__What the exercise asks__: Report all lines from the entries below in which "Compressed" appears.

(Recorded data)
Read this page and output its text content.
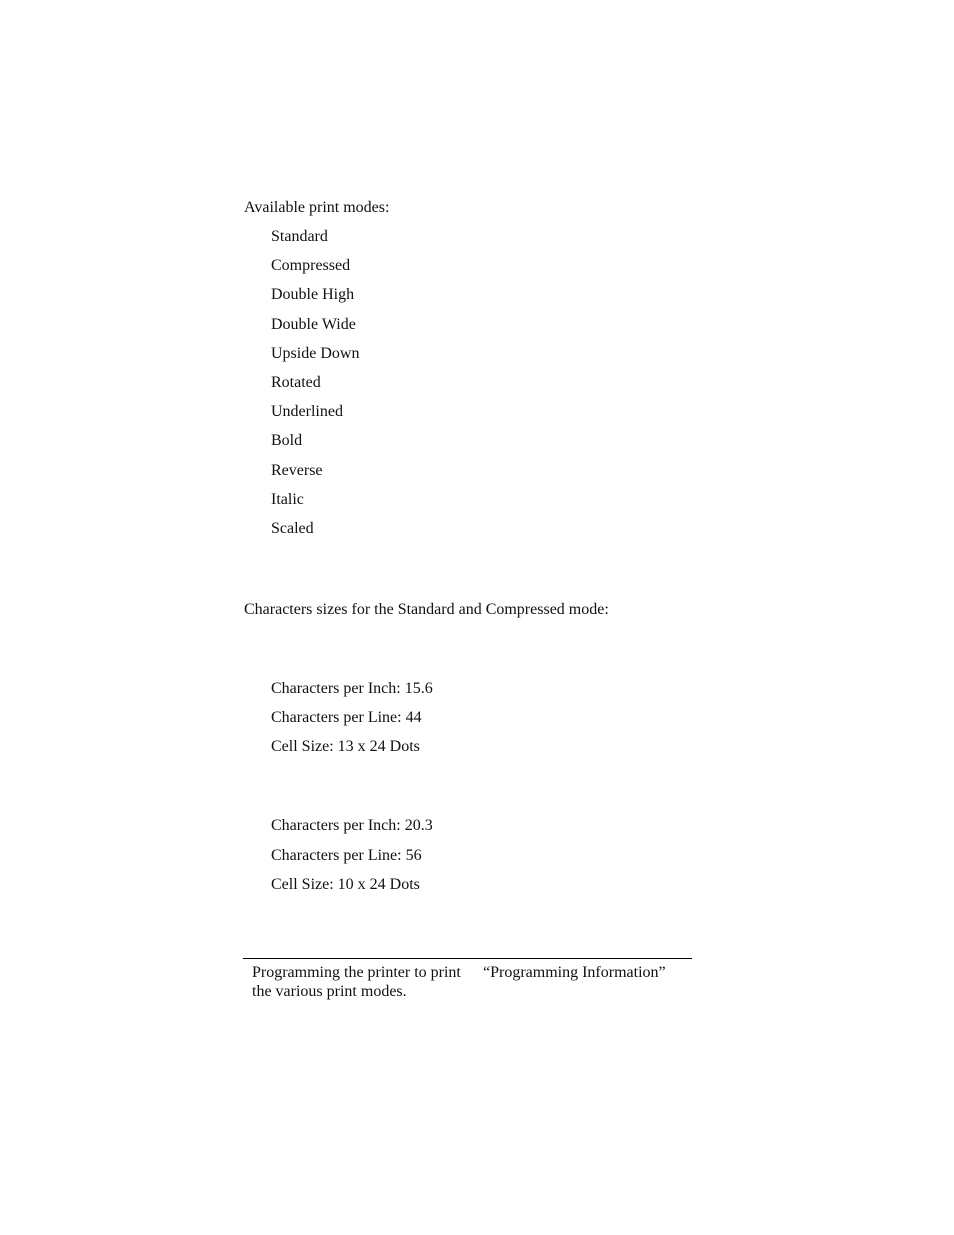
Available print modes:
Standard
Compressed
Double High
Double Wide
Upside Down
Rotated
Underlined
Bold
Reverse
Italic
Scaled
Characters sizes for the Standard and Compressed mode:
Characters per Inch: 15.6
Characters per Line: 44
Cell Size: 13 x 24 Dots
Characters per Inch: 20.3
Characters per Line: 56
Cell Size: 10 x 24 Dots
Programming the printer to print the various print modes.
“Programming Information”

* * *

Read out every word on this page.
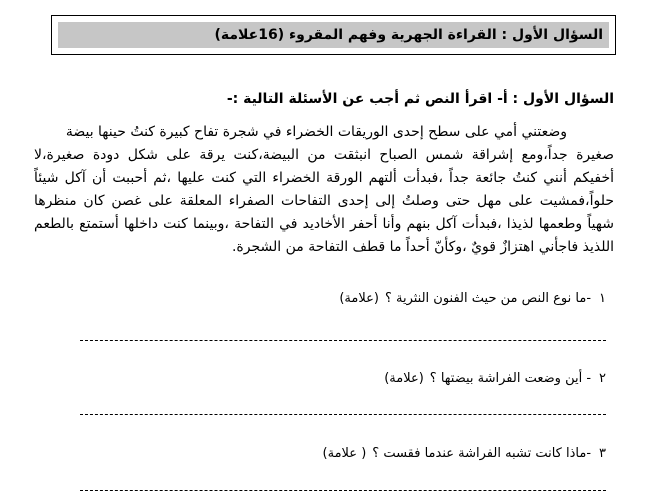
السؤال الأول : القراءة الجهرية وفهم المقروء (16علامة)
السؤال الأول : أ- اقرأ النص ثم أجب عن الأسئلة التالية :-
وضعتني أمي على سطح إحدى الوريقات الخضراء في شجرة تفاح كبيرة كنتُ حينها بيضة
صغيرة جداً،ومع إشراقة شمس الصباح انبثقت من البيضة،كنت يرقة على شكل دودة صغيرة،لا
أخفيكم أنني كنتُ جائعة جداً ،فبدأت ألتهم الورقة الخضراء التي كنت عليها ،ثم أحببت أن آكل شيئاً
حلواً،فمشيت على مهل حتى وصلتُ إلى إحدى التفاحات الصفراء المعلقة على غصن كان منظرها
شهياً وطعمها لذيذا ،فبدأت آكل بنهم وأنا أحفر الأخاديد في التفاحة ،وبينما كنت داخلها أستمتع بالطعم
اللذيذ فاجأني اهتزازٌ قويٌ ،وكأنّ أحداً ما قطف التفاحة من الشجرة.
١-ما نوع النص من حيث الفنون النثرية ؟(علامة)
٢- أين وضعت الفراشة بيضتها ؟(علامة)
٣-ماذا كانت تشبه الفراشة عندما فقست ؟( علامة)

__Output below__:
Compressed
Characters sizes for the Standard and Compressed mode:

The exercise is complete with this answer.